# Set exercise:
Copy out all the lines where "link" shows up.

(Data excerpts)

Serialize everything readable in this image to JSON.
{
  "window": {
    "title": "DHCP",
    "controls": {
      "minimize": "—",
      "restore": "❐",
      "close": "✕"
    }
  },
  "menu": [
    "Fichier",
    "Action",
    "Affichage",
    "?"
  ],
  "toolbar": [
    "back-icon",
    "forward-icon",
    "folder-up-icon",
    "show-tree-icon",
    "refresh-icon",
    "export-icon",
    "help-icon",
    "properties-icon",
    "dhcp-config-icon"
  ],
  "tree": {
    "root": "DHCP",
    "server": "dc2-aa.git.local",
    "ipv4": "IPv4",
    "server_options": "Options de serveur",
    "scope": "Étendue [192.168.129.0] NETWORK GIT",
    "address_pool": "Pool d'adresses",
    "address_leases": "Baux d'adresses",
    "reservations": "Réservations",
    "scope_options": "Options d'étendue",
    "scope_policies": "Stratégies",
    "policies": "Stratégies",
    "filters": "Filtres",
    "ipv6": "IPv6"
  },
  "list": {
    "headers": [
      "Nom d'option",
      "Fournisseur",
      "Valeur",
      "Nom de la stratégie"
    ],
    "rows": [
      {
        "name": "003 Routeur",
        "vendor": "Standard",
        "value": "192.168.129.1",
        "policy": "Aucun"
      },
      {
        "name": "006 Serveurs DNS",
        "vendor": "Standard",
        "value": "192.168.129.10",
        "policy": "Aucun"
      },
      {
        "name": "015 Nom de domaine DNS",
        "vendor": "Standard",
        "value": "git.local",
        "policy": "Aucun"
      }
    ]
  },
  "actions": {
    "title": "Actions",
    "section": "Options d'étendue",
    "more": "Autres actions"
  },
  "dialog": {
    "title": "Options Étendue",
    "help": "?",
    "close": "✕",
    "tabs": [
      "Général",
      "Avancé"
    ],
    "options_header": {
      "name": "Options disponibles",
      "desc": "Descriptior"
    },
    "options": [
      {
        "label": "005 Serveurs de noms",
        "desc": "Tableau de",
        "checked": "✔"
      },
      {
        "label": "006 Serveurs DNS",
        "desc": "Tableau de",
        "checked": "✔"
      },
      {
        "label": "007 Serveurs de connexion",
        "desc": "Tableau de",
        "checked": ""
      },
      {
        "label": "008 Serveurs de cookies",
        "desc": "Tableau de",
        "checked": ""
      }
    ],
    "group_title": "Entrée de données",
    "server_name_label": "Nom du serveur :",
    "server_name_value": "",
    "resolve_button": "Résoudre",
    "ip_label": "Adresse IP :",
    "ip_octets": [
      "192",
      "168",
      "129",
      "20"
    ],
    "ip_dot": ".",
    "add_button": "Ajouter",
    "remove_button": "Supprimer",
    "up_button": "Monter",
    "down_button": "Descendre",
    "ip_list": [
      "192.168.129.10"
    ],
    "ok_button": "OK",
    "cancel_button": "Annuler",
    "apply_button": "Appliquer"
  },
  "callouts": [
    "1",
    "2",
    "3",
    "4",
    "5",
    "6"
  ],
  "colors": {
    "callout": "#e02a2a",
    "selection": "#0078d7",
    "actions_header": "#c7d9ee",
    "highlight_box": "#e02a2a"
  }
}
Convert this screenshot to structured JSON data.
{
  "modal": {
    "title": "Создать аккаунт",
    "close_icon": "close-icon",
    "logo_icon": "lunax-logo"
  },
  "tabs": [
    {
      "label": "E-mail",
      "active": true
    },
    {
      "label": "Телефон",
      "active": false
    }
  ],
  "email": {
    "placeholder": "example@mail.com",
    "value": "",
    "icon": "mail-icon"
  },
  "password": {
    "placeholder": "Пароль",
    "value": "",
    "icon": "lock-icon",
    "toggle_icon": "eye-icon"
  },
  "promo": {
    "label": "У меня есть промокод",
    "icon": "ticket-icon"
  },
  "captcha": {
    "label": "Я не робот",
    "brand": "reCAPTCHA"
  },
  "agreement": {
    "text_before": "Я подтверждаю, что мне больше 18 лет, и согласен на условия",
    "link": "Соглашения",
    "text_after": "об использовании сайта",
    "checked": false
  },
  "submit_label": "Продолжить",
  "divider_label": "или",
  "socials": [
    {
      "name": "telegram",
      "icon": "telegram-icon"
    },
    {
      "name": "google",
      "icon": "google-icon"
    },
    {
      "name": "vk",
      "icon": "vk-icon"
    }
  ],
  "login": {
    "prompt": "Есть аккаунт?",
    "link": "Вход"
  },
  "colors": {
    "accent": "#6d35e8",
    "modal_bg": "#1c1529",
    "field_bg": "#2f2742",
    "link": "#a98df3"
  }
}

# Result for this exercise:
    "link": "Соглашения",
    "link": "Вход"
    "link": "#a98df3"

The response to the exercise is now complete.